(Provided data begins)

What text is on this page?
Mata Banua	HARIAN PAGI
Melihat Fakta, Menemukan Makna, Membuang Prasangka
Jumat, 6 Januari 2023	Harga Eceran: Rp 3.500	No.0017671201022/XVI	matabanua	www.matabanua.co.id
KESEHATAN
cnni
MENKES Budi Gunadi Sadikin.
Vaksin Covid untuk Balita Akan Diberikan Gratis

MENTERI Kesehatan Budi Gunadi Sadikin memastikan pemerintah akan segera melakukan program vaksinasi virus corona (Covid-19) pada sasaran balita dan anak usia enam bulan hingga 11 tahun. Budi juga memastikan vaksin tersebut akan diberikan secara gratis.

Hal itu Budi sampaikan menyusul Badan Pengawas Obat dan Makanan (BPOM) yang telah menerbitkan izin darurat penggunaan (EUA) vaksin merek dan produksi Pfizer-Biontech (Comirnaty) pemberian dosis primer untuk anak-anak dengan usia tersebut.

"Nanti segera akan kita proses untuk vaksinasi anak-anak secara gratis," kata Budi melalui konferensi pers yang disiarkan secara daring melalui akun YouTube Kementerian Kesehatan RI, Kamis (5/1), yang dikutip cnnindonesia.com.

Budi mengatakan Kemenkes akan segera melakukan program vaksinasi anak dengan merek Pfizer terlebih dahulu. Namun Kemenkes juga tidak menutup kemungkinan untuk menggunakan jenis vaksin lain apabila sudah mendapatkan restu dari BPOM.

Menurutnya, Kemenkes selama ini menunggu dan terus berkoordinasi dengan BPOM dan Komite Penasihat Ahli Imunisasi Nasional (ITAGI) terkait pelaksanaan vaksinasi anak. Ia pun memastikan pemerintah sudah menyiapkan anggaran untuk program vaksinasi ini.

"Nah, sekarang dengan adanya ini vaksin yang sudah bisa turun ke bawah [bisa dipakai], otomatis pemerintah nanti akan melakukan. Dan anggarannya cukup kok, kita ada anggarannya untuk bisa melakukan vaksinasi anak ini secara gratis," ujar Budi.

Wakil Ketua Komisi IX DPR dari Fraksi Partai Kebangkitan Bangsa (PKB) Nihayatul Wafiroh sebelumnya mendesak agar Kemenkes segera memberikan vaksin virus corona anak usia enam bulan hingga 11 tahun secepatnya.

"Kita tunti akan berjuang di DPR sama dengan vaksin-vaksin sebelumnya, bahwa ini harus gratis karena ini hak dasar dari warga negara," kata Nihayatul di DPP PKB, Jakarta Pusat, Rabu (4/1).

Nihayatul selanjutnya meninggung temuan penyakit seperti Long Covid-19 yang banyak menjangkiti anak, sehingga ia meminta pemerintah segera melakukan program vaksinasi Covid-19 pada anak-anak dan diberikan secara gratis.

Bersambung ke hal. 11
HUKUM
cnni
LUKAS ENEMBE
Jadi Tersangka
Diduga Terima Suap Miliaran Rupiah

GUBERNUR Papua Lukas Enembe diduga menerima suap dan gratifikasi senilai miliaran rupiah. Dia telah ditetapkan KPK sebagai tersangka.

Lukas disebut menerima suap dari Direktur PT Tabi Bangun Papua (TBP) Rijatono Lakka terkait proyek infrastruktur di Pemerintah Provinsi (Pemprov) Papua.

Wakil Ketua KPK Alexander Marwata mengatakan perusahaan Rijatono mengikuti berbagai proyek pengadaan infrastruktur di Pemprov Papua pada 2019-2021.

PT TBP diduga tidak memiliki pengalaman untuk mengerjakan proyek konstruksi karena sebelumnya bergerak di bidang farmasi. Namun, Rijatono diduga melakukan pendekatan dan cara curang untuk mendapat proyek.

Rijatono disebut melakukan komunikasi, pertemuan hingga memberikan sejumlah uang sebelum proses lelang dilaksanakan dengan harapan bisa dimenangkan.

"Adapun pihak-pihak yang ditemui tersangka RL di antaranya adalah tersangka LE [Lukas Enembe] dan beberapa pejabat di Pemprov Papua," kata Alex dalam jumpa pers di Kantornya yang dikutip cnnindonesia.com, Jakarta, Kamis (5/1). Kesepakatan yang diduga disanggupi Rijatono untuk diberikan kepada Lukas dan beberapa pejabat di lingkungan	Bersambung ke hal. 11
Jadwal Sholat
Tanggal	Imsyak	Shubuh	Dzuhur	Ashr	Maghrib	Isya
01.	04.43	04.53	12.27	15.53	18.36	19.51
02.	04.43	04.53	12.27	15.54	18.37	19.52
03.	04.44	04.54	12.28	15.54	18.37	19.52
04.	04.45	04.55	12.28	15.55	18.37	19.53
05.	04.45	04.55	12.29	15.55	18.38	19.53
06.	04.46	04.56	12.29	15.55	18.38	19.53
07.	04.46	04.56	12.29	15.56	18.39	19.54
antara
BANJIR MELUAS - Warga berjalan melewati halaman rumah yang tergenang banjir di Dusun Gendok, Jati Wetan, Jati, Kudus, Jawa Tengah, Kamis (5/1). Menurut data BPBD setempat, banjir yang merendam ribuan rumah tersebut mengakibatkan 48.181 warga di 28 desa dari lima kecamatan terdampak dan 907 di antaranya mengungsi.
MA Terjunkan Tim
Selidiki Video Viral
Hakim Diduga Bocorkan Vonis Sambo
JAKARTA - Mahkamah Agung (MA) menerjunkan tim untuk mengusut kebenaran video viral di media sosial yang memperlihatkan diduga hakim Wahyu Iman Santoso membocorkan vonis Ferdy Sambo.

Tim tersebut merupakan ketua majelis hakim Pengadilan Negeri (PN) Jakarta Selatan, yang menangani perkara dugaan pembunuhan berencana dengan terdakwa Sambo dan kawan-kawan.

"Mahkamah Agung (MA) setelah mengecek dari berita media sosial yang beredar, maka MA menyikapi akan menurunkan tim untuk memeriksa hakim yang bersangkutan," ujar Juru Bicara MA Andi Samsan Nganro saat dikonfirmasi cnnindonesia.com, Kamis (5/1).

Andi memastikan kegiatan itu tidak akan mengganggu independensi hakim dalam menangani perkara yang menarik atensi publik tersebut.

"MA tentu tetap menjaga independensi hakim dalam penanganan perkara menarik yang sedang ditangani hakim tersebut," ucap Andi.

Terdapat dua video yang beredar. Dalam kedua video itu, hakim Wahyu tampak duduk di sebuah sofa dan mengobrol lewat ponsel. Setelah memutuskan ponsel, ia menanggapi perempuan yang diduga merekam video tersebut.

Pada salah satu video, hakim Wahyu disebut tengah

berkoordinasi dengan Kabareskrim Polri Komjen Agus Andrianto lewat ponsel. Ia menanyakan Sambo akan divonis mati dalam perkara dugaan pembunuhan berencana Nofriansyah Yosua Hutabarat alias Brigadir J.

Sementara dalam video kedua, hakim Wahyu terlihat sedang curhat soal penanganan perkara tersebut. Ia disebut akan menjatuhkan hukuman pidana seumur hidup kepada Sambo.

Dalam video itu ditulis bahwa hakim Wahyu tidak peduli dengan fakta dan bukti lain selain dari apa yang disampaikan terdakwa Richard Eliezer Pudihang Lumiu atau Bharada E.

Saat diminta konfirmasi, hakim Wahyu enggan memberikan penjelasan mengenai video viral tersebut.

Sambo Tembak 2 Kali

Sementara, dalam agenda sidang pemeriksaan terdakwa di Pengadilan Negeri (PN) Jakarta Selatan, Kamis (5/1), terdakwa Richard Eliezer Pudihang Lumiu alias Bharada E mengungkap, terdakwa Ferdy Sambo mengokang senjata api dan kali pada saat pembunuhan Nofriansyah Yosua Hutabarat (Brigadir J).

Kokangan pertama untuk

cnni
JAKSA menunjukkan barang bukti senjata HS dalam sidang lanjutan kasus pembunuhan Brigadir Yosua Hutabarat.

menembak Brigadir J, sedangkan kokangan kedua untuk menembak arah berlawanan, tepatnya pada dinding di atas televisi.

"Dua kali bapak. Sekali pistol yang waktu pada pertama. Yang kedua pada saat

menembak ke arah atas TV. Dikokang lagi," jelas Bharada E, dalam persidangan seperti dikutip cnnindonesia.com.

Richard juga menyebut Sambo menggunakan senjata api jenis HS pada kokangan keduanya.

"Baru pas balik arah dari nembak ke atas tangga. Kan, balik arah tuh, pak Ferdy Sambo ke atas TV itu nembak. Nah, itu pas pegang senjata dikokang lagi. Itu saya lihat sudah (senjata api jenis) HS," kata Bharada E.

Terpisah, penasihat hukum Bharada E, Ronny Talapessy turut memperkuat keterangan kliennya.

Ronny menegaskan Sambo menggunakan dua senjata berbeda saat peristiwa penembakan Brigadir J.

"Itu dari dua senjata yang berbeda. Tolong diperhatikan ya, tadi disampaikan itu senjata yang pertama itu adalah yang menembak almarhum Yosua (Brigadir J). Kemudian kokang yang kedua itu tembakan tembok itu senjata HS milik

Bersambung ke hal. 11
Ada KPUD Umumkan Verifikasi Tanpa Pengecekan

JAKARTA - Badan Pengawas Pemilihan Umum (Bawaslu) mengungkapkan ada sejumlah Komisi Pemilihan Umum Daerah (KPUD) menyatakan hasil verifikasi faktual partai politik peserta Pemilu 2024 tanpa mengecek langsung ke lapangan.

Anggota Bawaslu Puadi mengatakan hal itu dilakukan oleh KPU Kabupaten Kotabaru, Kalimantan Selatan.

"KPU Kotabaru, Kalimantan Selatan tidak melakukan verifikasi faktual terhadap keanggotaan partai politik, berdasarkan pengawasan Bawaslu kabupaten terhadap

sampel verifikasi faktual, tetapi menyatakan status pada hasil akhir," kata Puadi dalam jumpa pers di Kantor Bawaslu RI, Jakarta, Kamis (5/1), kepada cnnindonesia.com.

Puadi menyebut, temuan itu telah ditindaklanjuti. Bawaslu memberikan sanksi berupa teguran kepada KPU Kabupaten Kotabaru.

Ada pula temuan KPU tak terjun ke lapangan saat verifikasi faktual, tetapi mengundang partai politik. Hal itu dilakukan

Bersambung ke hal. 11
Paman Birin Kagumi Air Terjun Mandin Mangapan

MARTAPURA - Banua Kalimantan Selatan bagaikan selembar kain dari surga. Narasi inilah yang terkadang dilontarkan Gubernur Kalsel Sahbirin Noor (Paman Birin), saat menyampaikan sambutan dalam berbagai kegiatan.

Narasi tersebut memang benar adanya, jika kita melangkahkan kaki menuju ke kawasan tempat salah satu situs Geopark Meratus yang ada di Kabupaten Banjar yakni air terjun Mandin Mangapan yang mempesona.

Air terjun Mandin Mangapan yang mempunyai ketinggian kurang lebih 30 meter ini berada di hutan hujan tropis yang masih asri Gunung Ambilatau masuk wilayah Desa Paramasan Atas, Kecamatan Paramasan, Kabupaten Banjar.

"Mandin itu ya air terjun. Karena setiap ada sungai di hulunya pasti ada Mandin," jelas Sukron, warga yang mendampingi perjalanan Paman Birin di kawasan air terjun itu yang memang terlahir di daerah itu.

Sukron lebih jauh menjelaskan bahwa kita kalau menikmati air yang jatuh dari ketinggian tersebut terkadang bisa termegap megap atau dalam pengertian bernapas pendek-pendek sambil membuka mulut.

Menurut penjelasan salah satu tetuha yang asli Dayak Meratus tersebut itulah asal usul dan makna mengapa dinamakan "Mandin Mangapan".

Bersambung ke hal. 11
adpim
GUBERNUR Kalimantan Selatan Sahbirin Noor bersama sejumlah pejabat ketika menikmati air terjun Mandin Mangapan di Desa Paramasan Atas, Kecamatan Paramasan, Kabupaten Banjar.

(Provided data ends)

§ What you will do: Go through the listing above and locate each line that holds the word "seperti". Copy those lines.

§ Response to the exercise:
Nihayatul selanjutnya meninggung temuan penyakit seperti Long Covid-19 yang banyak menjangkiti anak, sehingga ia meminta pemerintah segera melakukan program vaksinasi Covid-19 pada anak-anak dan diberikan secara gratis.
menembak ke arah atas TV. Dikokang lagi," jelas Bharada E, dalam persidangan seperti dikutip cnnindonesia.com.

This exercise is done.